In the listing below, identify each line with the word "Windows" and return those lines.

[start of Dataset extract]

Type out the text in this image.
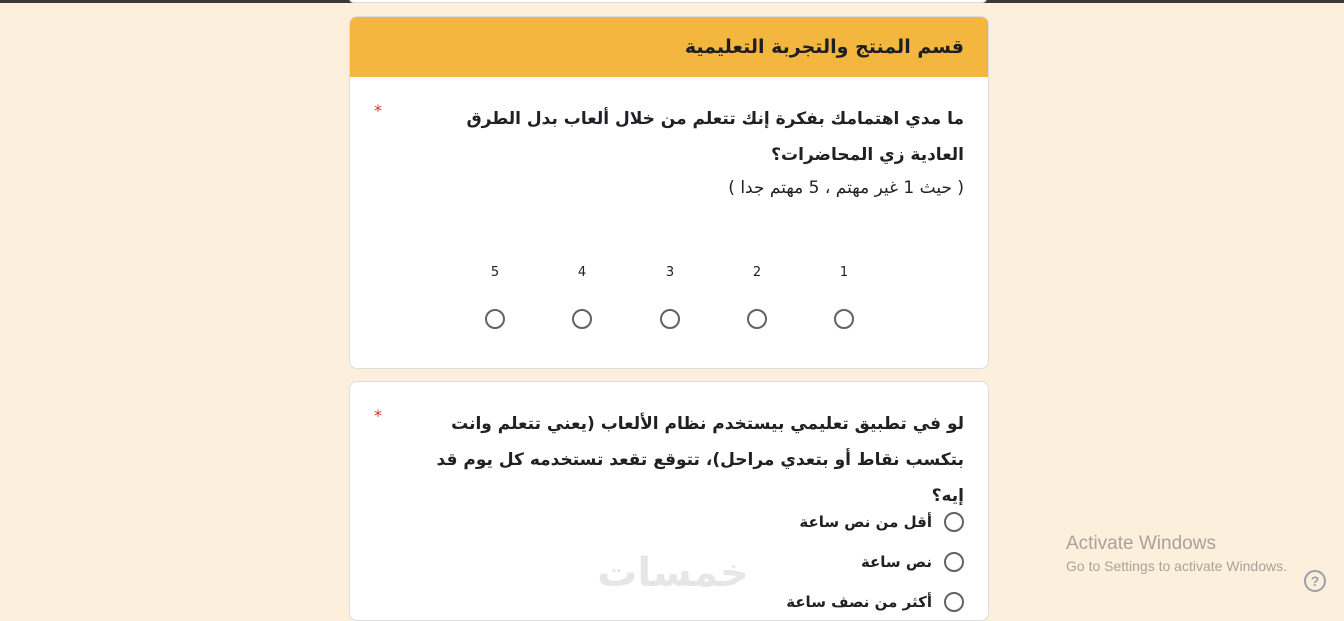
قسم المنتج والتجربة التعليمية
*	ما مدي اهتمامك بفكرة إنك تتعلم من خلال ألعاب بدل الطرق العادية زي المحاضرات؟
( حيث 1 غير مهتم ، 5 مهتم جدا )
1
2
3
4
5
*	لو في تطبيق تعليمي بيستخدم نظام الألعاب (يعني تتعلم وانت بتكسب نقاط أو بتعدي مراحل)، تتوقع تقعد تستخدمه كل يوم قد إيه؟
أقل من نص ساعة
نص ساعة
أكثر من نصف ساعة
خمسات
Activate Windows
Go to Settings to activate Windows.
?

[end of Dataset extract]

Completed exercise:
Activate Windows
Go to Settings to activate Windows.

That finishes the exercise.